[EXTRAIT]
• [^] # Re: BINGO

    Posté par . En réponse au journal [HS] Un écart de 28 %. Enfin non, 18%. Enfin en comparant des choux et des carottes. Évalué à -1.

    Il est pourtant tellement clair […] en effet, on voit que, dans l'ensemble […]

    C'est le summum de l'argumentation.
    "On voit que"

    Mais continuons dans l'article :

    Les stéréotypes de sexe, ce sont ces croyances caricaturales concernant les groupes féminins et masculins, qui contribuent à dévaloriser le groupe féminin et à valoriser le groupe masculin, conformément à l'ordre social inégal des sexes.

    Alors un stéréotype c'est pas du tout ça. Il n'y a pas de notions de "défavoriser". Un stéréotype c'est une opinion toute faite. Une opinion elle peut être favorable ou défavorable.

    Rien que cette phrase dans l'article montre que l'on aura une enquête à charge.

    Enfin c'est bête, parce que j'aurais bien aimé avoir les références sur certains de leurs dire (par exemple quand ils disent que toutes les observations fines de classes le montre, les enseignants ont tendance à privilégier les garçons).

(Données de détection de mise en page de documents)
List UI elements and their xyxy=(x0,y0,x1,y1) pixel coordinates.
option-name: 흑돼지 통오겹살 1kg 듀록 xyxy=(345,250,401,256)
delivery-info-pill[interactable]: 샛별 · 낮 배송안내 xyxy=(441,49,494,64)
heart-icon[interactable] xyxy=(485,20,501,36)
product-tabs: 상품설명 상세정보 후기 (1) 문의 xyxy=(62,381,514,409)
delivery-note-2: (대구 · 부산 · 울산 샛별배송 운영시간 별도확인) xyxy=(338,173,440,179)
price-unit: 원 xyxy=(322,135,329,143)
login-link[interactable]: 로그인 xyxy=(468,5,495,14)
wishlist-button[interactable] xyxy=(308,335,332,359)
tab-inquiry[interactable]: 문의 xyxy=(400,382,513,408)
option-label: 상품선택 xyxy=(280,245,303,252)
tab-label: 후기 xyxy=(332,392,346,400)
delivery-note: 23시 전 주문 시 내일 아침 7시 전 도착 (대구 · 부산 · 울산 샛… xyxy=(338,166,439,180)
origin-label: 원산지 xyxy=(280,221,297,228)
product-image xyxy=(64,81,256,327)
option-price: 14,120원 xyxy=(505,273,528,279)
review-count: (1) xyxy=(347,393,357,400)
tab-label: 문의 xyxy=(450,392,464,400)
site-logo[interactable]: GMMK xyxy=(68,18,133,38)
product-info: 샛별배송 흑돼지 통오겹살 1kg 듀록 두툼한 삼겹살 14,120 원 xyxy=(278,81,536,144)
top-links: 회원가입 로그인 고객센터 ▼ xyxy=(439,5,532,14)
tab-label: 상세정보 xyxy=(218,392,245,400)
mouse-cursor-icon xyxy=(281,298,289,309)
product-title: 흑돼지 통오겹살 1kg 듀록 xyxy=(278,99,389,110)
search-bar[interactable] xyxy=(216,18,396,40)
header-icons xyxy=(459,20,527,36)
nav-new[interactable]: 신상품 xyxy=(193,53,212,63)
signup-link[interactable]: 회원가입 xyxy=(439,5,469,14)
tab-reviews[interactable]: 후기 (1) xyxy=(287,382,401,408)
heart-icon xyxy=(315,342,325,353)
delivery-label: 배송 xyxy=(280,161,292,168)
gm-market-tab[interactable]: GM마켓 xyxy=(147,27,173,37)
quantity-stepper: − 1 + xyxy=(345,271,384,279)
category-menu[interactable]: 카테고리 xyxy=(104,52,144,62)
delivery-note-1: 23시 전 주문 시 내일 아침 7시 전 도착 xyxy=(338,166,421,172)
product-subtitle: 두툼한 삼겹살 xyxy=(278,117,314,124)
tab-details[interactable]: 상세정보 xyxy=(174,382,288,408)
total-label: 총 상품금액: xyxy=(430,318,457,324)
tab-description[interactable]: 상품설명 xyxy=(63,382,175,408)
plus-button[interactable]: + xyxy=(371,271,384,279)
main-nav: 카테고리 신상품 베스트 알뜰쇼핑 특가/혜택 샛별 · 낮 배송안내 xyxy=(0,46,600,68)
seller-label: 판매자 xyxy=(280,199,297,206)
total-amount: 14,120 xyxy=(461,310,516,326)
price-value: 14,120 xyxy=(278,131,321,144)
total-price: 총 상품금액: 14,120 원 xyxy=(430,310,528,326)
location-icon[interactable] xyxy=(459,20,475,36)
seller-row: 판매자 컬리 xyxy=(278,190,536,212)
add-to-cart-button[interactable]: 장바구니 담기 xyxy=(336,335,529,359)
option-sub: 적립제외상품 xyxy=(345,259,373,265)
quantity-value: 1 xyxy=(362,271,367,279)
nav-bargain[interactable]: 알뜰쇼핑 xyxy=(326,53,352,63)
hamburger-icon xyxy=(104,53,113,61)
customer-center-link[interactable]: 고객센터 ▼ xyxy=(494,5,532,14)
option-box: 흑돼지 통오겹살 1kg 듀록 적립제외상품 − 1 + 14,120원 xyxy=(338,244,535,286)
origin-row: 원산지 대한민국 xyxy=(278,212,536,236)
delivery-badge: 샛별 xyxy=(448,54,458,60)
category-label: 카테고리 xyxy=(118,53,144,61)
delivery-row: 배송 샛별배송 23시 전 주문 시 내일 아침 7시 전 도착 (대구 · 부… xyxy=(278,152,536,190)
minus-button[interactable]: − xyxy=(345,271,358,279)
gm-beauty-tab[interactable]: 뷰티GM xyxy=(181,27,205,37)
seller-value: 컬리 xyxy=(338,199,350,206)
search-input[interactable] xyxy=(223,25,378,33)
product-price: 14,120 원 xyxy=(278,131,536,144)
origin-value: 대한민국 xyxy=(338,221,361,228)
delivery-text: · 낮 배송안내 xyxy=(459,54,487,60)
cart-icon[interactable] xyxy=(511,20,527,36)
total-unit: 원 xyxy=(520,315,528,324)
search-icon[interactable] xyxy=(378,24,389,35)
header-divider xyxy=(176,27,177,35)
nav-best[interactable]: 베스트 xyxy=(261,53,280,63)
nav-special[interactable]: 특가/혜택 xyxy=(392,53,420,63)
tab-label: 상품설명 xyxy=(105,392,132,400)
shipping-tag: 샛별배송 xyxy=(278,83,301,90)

[TÂCHE A] Reformulez plus brièvement le paragraphe de l'extrait commençant par « Alors un stéréotype c'est pas du tout ça », sans perdre ses faits principaux.
[TÂCHE B] Substituez « idée » à « opinion » dans la partie de l'extrait qui s'ouvre sur les mots contenant « Il est pourtant » et se clôt sur « enquête à charge. », puis redonnez cette partie.

[SOLUTION A] Pour l'auteur, un stéréotype ne comporte aucune idée de « défavoriser » : c'est une opinion toute faite, qui peut être favorable comme défavorable.

[SOLUTION B]
Il est pourtant tellement clair […] en effet, on voit que, dans l'ensemble […]

    C'est le summum de l'argumentation.
    "On voit que"

    Mais continuons dans l'article :

    Les stéréotypes de sexe, ce sont ces croyances caricaturales concernant les groupes féminins et masculins, qui contribuent à dévaloriser le groupe féminin et à valoriser le groupe masculin, conformément à l'ordre social inégal des sexes.

    Alors un stéréotype c'est pas du tout ça. Il n'y a pas de notions de "défavoriser". Un stéréotype c'est une idée toute faite. Une idée elle peut être favorable ou défavorable.

    Rien que cette phrase dans l'article montre que l'on aura une enquête à charge.